• Task requirements:
Find every line in the records below that contains the word "Appreciation", and copy each such line.

* * * * *

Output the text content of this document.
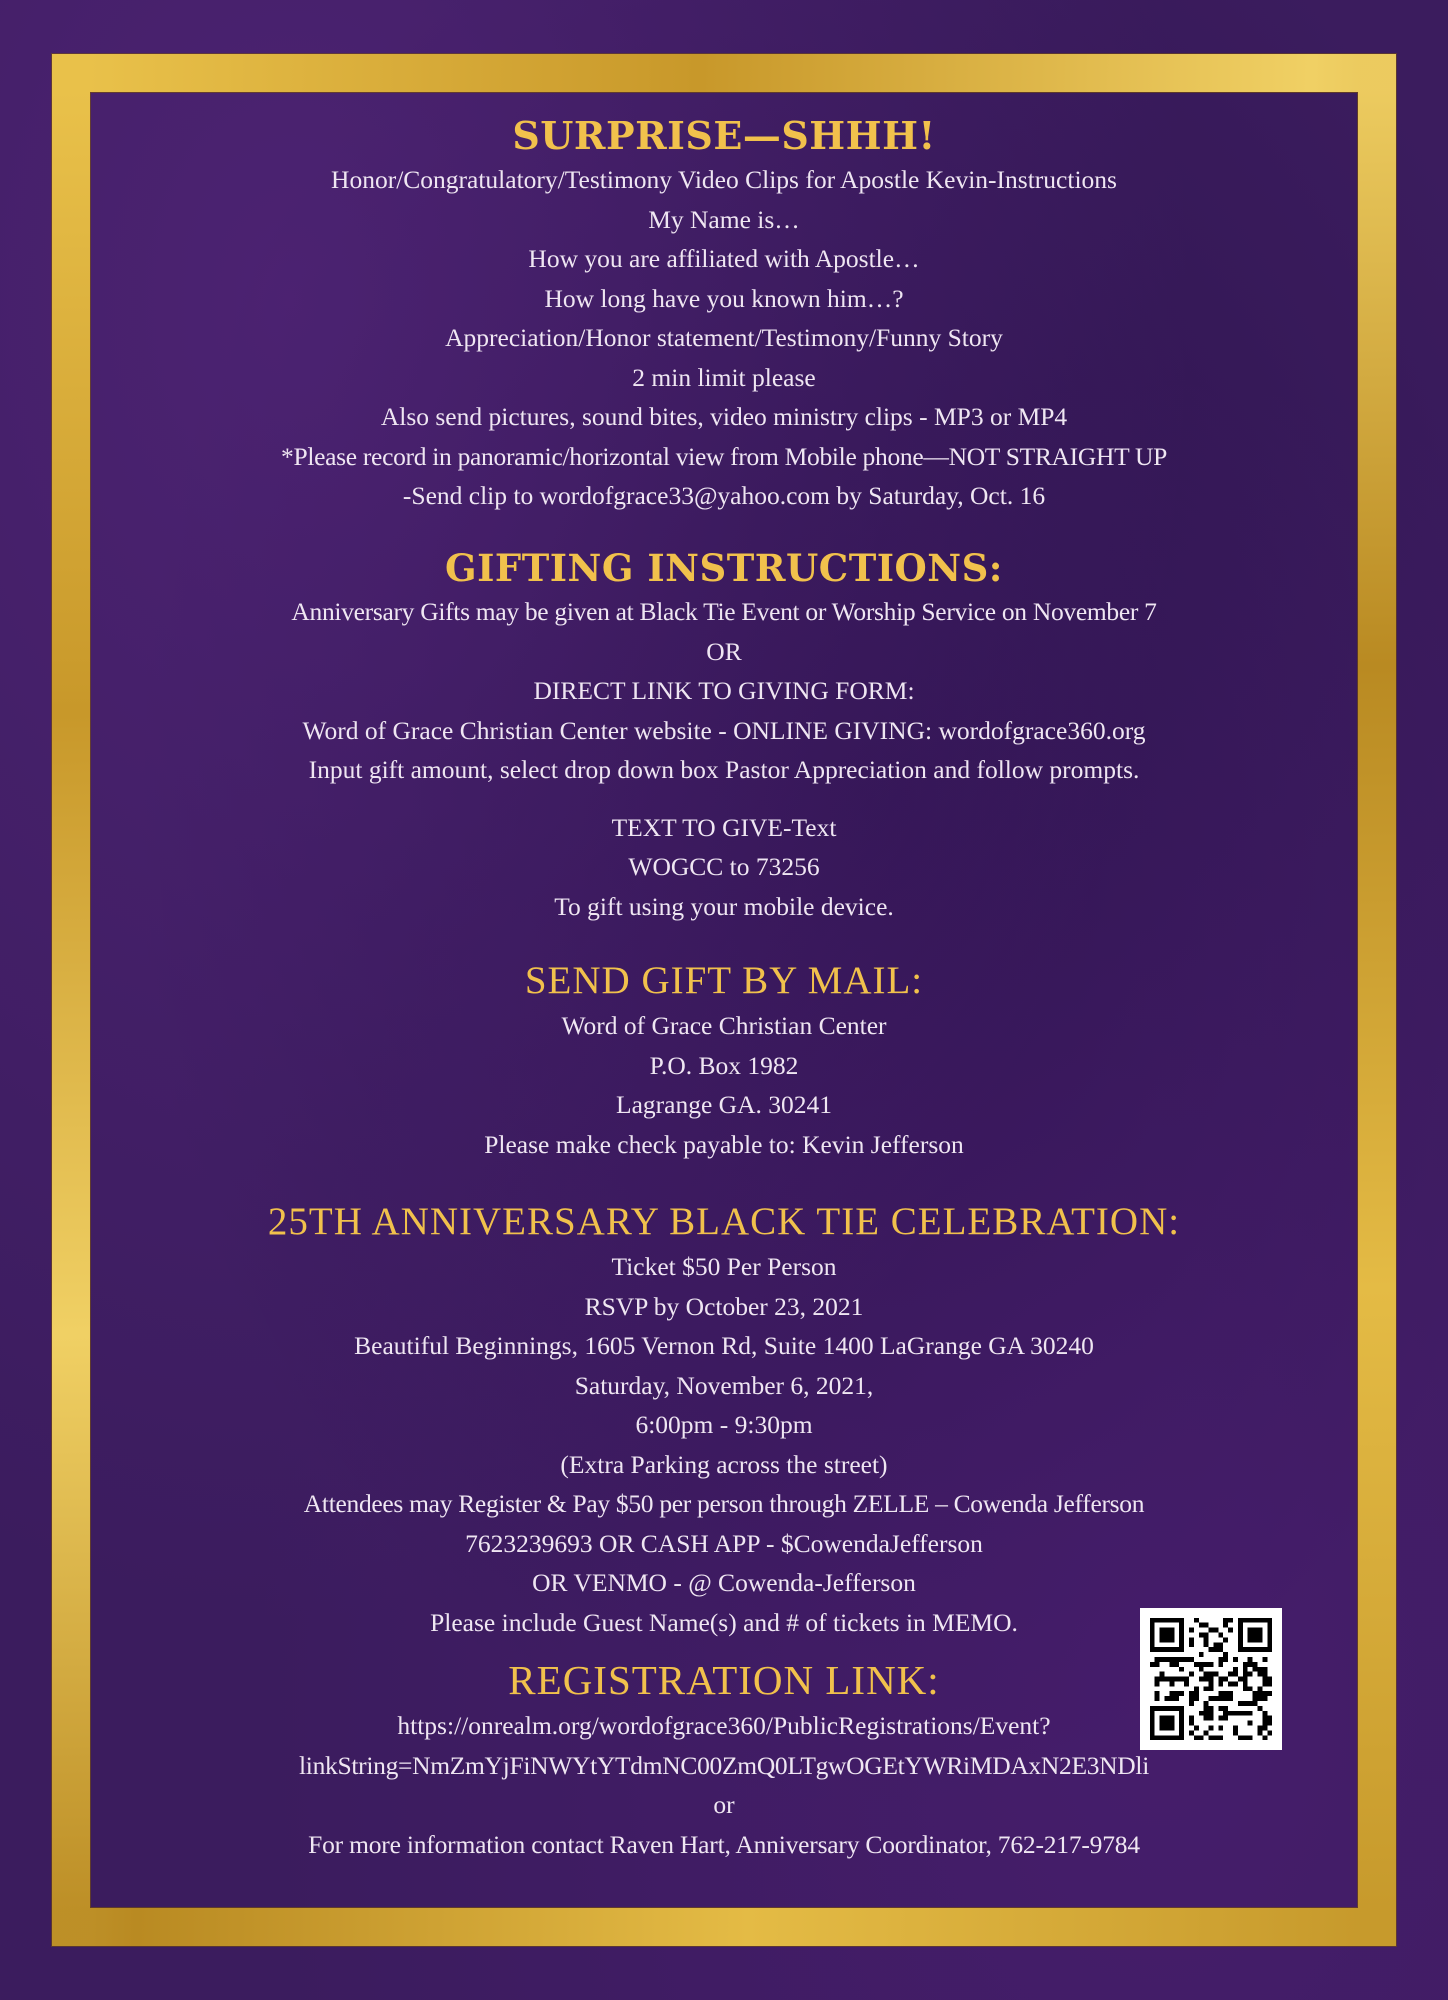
SURPRISE—SHHH!
Honor/Congratulatory/Testimony Video Clips for Apostle Kevin-Instructions
My Name is…
How you are affiliated with Apostle…
How long have you known him…?
Appreciation/Honor statement/Testimony/Funny Story
2 min limit please
Also send pictures, sound bites, video ministry clips - MP3 or MP4
*Please record in panoramic/horizontal view from Mobile phone—NOT STRAIGHT UP
-Send clip to wordofgrace33@yahoo.com by Saturday, Oct. 16
GIFTING INSTRUCTIONS:
Anniversary Gifts may be given at Black Tie Event or Worship Service on November 7
OR
DIRECT LINK TO GIVING FORM:
Word of Grace Christian Center website - ONLINE GIVING: wordofgrace360.org
Input gift amount, select drop down box Pastor Appreciation and follow prompts.
TEXT TO GIVE-Text
WOGCC to 73256
To gift using your mobile device.
SEND GIFT BY MAIL:
Word of Grace Christian Center
P.O. Box 1982
Lagrange GA. 30241
Please make check payable to: Kevin Jefferson
25TH ANNIVERSARY BLACK TIE CELEBRATION:
Ticket $50 Per Person
RSVP by October 23, 2021
Beautiful Beginnings, 1605 Vernon Rd, Suite 1400 LaGrange GA 30240
Saturday, November 6, 2021,
6:00pm - 9:30pm
(Extra Parking across the street)
Attendees may Register & Pay $50 per person through ZELLE – Cowenda Jefferson
7623239693 OR CASH APP - $CowendaJefferson
OR VENMO - @ Cowenda-Jefferson
Please include Guest Name(s) and # of tickets in MEMO.
REGISTRATION LINK:
https://onrealm.org/wordofgrace360/PublicRegistrations/Event?
linkString=NmZmYjFiNWYtYTdmNC00ZmQ0LTgwOGEtYWRiMDAxN2E3NDli
or
For more information contact Raven Hart, Anniversary Coordinator, 762-217-9784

* * * * *

• The reply:
Appreciation/Honor statement/Testimony/Funny Story
Input gift amount, select drop down box Pastor Appreciation and follow prompts.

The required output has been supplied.